- **Exercise prompt**:
Find the lines below that contain the word "dashed" and count them. Only the number should be given.

* START Extracted records *

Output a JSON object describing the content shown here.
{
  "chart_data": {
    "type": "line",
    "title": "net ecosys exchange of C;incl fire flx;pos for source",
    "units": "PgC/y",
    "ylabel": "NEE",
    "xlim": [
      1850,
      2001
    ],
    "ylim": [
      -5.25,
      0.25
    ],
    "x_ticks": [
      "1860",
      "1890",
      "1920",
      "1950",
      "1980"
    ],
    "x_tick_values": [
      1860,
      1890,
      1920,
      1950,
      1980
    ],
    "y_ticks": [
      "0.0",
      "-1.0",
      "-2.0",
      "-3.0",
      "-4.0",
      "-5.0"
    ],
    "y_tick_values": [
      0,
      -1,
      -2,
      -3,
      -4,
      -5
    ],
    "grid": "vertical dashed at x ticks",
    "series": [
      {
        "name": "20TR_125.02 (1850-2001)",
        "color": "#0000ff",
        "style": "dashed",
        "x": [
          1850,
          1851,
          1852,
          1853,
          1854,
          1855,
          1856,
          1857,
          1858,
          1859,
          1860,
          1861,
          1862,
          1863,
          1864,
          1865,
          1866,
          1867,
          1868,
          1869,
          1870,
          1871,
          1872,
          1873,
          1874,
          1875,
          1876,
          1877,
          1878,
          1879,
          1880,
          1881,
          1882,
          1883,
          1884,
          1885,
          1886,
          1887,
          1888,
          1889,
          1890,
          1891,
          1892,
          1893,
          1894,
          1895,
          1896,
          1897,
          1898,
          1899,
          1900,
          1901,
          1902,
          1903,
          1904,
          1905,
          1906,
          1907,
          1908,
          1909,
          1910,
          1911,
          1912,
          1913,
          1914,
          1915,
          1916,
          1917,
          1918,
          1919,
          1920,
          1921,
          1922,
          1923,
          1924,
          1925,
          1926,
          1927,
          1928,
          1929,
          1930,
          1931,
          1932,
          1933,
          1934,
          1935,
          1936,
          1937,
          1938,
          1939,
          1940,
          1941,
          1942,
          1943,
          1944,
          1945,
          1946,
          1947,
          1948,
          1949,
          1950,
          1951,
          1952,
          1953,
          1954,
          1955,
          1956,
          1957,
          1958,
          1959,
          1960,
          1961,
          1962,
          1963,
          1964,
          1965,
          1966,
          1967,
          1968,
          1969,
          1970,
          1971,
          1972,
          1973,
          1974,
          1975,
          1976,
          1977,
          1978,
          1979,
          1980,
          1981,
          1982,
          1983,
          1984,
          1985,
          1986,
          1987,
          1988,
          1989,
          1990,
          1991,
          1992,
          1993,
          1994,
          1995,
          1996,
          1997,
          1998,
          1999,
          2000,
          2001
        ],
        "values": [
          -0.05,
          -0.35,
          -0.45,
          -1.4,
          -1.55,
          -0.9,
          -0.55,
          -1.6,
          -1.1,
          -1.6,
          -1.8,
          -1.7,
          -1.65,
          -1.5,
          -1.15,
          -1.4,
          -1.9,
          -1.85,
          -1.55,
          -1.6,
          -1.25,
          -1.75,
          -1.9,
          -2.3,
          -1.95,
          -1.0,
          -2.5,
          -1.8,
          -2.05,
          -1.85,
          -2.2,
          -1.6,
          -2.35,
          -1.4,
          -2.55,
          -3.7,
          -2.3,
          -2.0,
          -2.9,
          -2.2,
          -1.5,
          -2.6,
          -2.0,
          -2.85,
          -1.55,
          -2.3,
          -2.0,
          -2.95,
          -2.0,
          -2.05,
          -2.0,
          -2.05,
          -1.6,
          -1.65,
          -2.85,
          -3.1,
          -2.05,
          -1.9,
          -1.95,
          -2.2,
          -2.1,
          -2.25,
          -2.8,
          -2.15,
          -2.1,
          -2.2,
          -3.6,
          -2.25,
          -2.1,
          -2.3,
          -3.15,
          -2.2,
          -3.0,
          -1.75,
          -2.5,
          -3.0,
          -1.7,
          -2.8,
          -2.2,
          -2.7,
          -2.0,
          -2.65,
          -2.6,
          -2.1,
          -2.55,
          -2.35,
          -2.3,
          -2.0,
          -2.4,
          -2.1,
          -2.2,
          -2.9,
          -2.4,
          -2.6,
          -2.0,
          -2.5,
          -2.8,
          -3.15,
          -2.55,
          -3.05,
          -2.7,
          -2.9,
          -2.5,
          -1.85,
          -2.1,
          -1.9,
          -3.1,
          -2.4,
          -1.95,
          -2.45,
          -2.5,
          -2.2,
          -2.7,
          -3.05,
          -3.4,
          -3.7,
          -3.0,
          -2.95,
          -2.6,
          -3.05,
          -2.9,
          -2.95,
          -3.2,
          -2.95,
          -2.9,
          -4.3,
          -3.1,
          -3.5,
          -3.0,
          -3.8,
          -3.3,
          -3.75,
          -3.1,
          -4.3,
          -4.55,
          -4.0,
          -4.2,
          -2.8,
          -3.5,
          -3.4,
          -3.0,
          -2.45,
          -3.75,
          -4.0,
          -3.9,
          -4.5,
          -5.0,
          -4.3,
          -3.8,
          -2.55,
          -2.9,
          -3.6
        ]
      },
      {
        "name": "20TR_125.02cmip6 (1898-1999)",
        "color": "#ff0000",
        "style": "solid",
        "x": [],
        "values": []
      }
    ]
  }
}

* END Extracted records *

- **Written response**:
2